__Dataset rows__
##########
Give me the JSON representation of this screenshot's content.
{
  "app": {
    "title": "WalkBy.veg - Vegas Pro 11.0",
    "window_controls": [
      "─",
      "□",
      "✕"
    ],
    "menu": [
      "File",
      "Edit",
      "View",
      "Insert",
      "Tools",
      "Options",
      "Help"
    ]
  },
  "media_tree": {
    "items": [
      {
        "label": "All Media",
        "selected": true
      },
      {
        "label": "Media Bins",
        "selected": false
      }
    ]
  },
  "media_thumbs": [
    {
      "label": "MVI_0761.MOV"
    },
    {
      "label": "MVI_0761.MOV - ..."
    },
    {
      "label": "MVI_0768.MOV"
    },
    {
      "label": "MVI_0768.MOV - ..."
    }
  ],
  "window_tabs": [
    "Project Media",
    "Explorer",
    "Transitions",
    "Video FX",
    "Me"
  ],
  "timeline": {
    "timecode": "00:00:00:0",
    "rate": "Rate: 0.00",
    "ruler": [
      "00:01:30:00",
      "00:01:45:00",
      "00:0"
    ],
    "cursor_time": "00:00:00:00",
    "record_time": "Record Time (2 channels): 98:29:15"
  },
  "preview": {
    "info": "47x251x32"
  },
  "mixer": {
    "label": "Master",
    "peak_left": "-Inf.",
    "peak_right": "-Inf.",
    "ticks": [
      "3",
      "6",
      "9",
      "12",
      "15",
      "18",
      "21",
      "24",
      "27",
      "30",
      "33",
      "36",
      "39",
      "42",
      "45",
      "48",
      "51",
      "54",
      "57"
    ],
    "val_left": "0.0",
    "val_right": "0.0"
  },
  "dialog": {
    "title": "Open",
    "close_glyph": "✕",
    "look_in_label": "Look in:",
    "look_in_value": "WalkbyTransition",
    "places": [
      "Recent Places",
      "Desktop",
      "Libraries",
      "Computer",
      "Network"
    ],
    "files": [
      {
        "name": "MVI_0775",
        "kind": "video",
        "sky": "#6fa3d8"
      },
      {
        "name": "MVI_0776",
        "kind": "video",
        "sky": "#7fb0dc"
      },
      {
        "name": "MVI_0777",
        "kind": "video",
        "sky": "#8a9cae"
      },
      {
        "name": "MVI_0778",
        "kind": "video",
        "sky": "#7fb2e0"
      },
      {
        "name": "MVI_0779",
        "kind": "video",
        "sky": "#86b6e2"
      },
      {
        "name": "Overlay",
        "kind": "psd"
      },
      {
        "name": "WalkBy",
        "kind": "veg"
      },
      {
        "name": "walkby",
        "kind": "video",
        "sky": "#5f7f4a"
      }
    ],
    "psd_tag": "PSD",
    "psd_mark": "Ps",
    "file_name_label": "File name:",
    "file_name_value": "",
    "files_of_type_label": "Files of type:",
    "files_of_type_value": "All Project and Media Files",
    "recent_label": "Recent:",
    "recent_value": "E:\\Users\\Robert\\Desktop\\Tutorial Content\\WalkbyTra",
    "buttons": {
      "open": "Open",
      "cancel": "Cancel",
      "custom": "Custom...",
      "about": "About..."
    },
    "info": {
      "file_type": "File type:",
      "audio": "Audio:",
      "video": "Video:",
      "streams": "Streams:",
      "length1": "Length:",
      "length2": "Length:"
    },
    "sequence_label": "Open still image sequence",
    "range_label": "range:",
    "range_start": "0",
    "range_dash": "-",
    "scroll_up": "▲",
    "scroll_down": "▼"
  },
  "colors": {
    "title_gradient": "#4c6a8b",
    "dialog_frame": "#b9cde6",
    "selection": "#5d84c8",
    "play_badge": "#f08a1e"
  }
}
##########
__Objective__
Every entry must be quoted exactly as it appears above.

__Response to this task__
Give me the JSON representation of this screenshot's content.
{
  "app": {
    "title": "WalkBy.veg - Vegas Pro 11.0",
    "window_controls": [
      "─",
      "□",
      "✕"
    ],
    "menu": [
      "File",
      "Edit",
      "View",
      "Insert",
      "Tools",
      "Options",
      "Help"
    ]
  },
  "media_tree": {
    "items": [
      {
        "label": "All Media",
        "selected": true
      },
      {
        "label": "Media Bins",
        "selected": false
      }
    ]
  },
  "media_thumbs": [
    {
      "label": "MVI_0761.MOV"
    },
    {
      "label": "MVI_0761.MOV - ..."
    },
    {
      "label": "MVI_0768.MOV"
    },
    {
      "label": "MVI_0768.MOV - ..."
    }
  ],
  "window_tabs": [
    "Project Media",
    "Explorer",
    "Transitions",
    "Video FX",
    "Me"
  ],
  "timeline": {
    "timecode": "00:00:00:0",
    "rate": "Rate: 0.00",
    "ruler": [
      "00:01:30:00",
      "00:01:45:00",
      "00:0"
    ],
    "cursor_time": "00:00:00:00",
    "record_time": "Record Time (2 channels): 98:29:15"
  },
  "preview": {
    "info": "47x251x32"
  },
  "mixer": {
    "label": "Master",
    "peak_left": "-Inf.",
    "peak_right": "-Inf.",
    "ticks": [
      "3",
      "6",
      "9",
      "12",
      "15",
      "18",
      "21",
      "24",
      "27",
      "30",
      "33",
      "36",
      "39",
      "42",
      "45",
      "48",
      "51",
      "54",
      "57"
    ],
    "val_left": "0.0",
    "val_right": "0.0"
  },
  "dialog": {
    "title": "Open",
    "close_glyph": "✕",
    "look_in_label": "Look in:",
    "look_in_value": "WalkbyTransition",
    "places": [
      "Recent Places",
      "Desktop",
      "Libraries",
      "Computer",
      "Network"
    ],
    "files": [
      {
        "name": "MVI_0775",
        "kind": "video",
        "sky": "#6fa3d8"
      },
      {
        "name": "MVI_0776",
        "kind": "video",
        "sky": "#7fb0dc"
      },
      {
        "name": "MVI_0777",
        "kind": "video",
        "sky": "#8a9cae"
      },
      {
        "name": "MVI_0778",
        "kind": "video",
        "sky": "#7fb2e0"
      },
      {
        "name": "MVI_0779",
        "kind": "video",
        "sky": "#86b6e2"
      },
      {
        "name": "Overlay",
        "kind": "psd"
      },
      {
        "name": "WalkBy",
        "kind": "veg"
      },
      {
        "name": "walkby",
        "kind": "video",
        "sky": "#5f7f4a"
      }
    ],
    "psd_tag": "PSD",
    "psd_mark": "Ps",
    "file_name_label": "File name:",
    "file_name_value": "",
    "files_of_type_label": "Files of type:",
    "files_of_type_value": "All Project and Media Files",
    "recent_label": "Recent:",
    "recent_value": "E:\\Users\\Robert\\Desktop\\Tutorial Content\\WalkbyTra",
    "buttons": {
      "open": "Open",
      "cancel": "Cancel",
      "custom": "Custom...",
      "about": "About..."
    },
    "info": {
      "file_type": "File type:",
      "audio": "Audio:",
      "video": "Video:",
      "streams": "Streams:",
      "length1": "Length:",
      "length2": "Length:"
    },
    "sequence_label": "Open still image sequence",
    "range_label": "range:",
    "range_start": "0",
    "range_dash": "-",
    "scroll_up": "▲",
    "scroll_down": "▼"
  },
  "colors": {
    "title_gradient": "#4c6a8b",
    "dialog_frame": "#b9cde6",
    "selection": "#5d84c8",
    "play_badge": "#f08a1e"
  }
}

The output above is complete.